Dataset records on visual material
** start **

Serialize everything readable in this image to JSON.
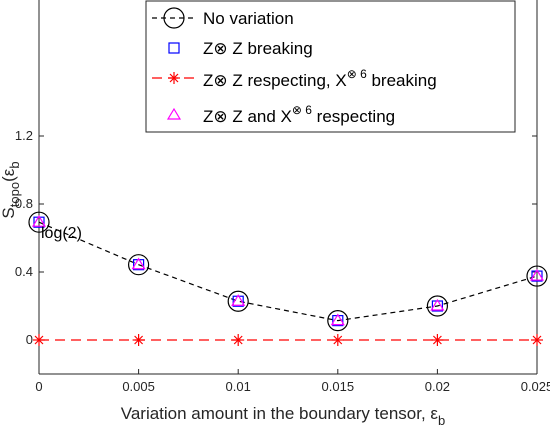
{
  "chart_data": {
    "type": "line",
    "xlabel": "Variation amount in the boundary tensor, ε",
    "xlabel_sub": "b",
    "ylabel": "S",
    "ylabel_sub": "topo",
    "ylabel_paren": "(ε",
    "ylabel_paren_sub": "b",
    "xlim": [
      0,
      0.025
    ],
    "ylim": [
      -0.2,
      2.0
    ],
    "xticks": [
      "0",
      "0.005",
      "0.01",
      "0.015",
      "0.02",
      "0.025"
    ],
    "xtick_values": [
      0,
      0.005,
      0.01,
      0.015,
      0.02,
      0.025
    ],
    "yticks": [
      "0",
      "0.4",
      "0.8",
      "1.2"
    ],
    "ytick_values": [
      0,
      0.4,
      0.8,
      1.2
    ],
    "grid": false,
    "legend_position": "top-right",
    "x": [
      0,
      0.005,
      0.01,
      0.015,
      0.02,
      0.025
    ],
    "series": [
      {
        "name": "No variation",
        "values": [
          0.693,
          0.443,
          0.228,
          0.114,
          0.2,
          0.376
        ],
        "color": "#000000",
        "line": "dashed",
        "marker": "circle"
      },
      {
        "name": "Z⊗ Z breaking",
        "values": [
          0.693,
          0.443,
          0.228,
          0.114,
          0.2,
          0.376
        ],
        "color": "#0000ff",
        "line": "none",
        "marker": "square"
      },
      {
        "name": "Z⊗ Z respecting, X⊗6 breaking",
        "legend_main": "Z⊗ Z respecting, X",
        "legend_sup": "⊗ 6",
        "legend_tail": " breaking",
        "values": [
          0,
          0,
          0,
          0,
          0,
          0
        ],
        "color": "#ff0000",
        "line": "dashed",
        "marker": "asterisk"
      },
      {
        "name": "Z⊗ Z and X⊗6 respecting",
        "legend_main": "Z⊗ Z and X",
        "legend_sup": "⊗ 6",
        "legend_tail": " respecting",
        "values": [
          0.693,
          0.443,
          0.228,
          0.114,
          0.2,
          0.376
        ],
        "color": "#ff00ff",
        "line": "none",
        "marker": "triangle"
      }
    ],
    "annotations": [
      {
        "text": "log(2)",
        "x": 0,
        "y": 0.693
      }
    ]
  }
}
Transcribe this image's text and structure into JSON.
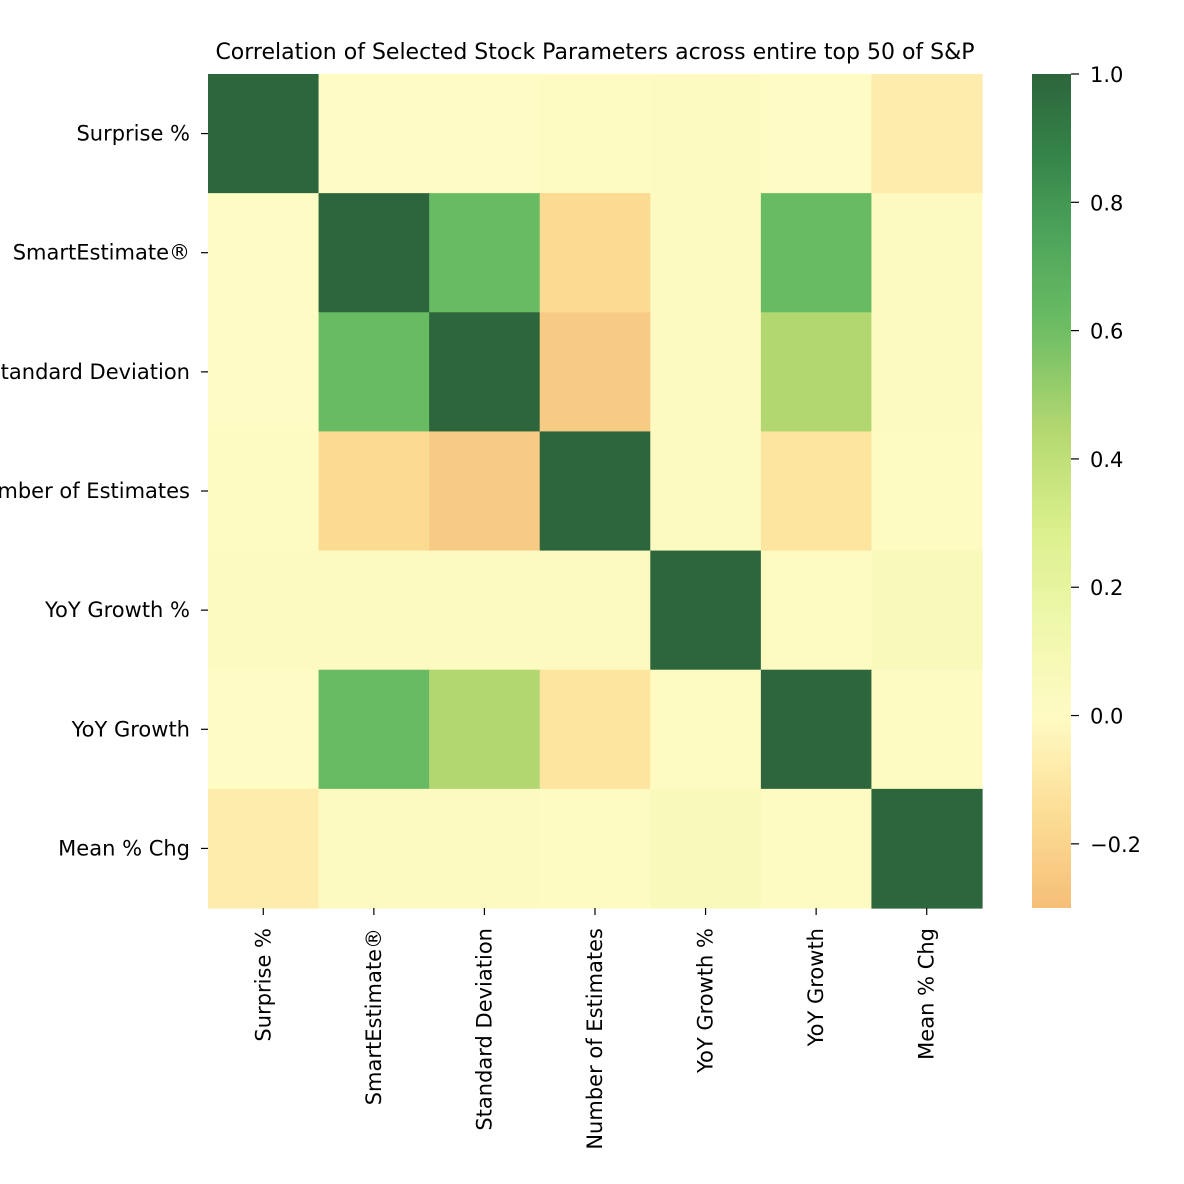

** end **

_Objective_: Print every entry exactly as written, without the pictures.

_Exercise result_:
Serialize everything readable in this image to JSON.
{
  "chart_data": {
    "type": "line",
    "xlabel": "Variation amount in the boundary tensor, ε",
    "xlabel_sub": "b",
    "ylabel": "S",
    "ylabel_sub": "topo",
    "ylabel_paren": "(ε",
    "ylabel_paren_sub": "b",
    "xlim": [
      0,
      0.025
    ],
    "ylim": [
      -0.2,
      2.0
    ],
    "xticks": [
      "0",
      "0.005",
      "0.01",
      "0.015",
      "0.02",
      "0.025"
    ],
    "xtick_values": [
      0,
      0.005,
      0.01,
      0.015,
      0.02,
      0.025
    ],
    "yticks": [
      "0",
      "0.4",
      "0.8",
      "1.2"
    ],
    "ytick_values": [
      0,
      0.4,
      0.8,
      1.2
    ],
    "grid": false,
    "legend_position": "top-right",
    "x": [
      0,
      0.005,
      0.01,
      0.015,
      0.02,
      0.025
    ],
    "series": [
      {
        "name": "No variation",
        "values": [
          0.693,
          0.443,
          0.228,
          0.114,
          0.2,
          0.376
        ],
        "color": "#000000",
        "line": "dashed",
        "marker": "circle"
      },
      {
        "name": "Z⊗ Z breaking",
        "values": [
          0.693,
          0.443,
          0.228,
          0.114,
          0.2,
          0.376
        ],
        "color": "#0000ff",
        "line": "none",
        "marker": "square"
      },
      {
        "name": "Z⊗ Z respecting, X⊗6 breaking",
        "legend_main": "Z⊗ Z respecting, X",
        "legend_sup": "⊗ 6",
        "legend_tail": " breaking",
        "values": [
          0,
          0,
          0,
          0,
          0,
          0
        ],
        "color": "#ff0000",
        "line": "dashed",
        "marker": "asterisk"
      },
      {
        "name": "Z⊗ Z and X⊗6 respecting",
        "legend_main": "Z⊗ Z and X",
        "legend_sup": "⊗ 6",
        "legend_tail": " respecting",
        "values": [
          0.693,
          0.443,
          0.228,
          0.114,
          0.2,
          0.376
        ],
        "color": "#ff00ff",
        "line": "none",
        "marker": "triangle"
      }
    ],
    "annotations": [
      {
        "text": "log(2)",
        "x": 0,
        "y": 0.693
      }
    ]
  }
}
Transcribe this image's text and structure into JSON.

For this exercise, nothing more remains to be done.